(Records about charts and figures)
________________

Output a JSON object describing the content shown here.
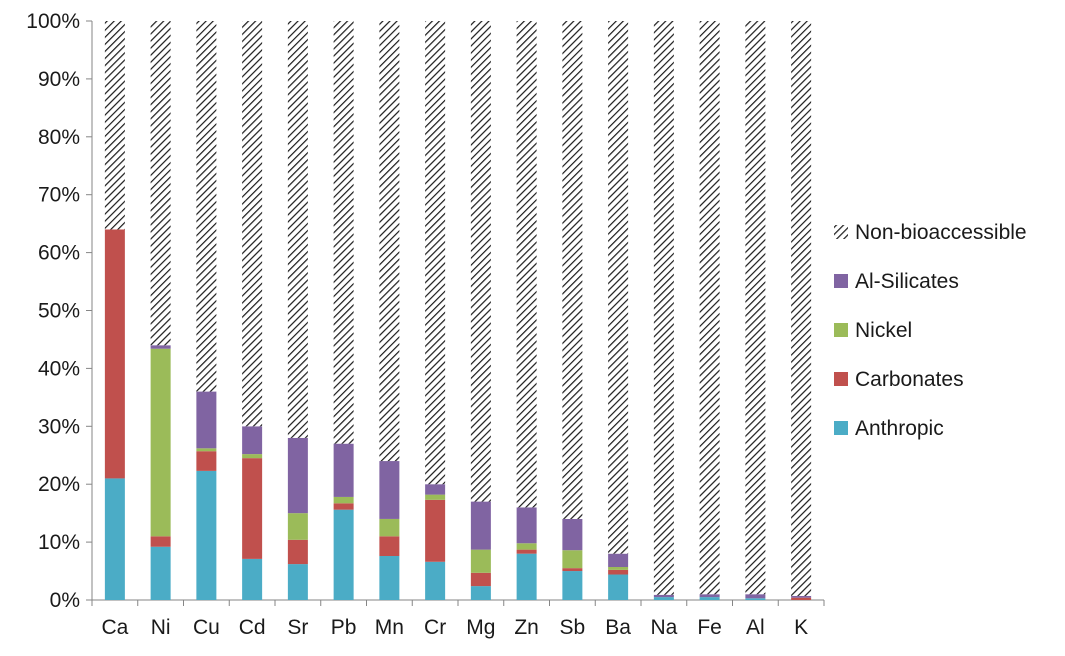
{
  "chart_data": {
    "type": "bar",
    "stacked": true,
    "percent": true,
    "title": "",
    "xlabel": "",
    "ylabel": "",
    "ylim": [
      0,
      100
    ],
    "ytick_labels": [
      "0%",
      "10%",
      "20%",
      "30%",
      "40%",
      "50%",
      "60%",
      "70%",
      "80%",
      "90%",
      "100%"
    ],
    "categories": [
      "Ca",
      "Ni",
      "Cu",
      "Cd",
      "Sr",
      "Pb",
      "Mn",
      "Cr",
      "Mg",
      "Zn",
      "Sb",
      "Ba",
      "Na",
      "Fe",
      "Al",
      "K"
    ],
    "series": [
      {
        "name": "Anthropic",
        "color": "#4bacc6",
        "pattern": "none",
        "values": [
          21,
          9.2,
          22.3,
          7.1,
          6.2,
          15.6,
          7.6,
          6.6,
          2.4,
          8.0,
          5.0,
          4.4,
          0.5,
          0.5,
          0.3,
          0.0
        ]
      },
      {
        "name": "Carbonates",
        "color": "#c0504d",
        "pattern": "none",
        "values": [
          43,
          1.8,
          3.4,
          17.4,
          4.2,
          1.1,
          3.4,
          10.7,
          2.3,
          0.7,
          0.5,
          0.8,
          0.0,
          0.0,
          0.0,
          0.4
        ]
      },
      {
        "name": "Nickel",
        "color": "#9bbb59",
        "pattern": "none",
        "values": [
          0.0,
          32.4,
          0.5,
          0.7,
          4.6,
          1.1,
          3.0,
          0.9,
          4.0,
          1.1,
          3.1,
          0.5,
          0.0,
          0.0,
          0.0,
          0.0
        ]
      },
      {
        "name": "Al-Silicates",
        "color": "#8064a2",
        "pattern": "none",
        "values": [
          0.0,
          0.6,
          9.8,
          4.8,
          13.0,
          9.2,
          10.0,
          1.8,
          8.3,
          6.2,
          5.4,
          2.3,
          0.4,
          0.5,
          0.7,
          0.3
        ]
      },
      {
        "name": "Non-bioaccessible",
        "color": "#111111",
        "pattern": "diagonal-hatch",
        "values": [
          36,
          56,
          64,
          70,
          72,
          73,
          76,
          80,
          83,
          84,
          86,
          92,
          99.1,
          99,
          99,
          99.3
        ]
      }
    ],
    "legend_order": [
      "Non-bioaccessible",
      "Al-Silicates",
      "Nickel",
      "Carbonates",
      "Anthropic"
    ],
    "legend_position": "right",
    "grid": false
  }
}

________________

Task to carry out
Find all the lines containing "bioaccessible" in the material, then copy them.

Full response
        "name": "Non-bioaccessible",
      "Non-bioaccessible",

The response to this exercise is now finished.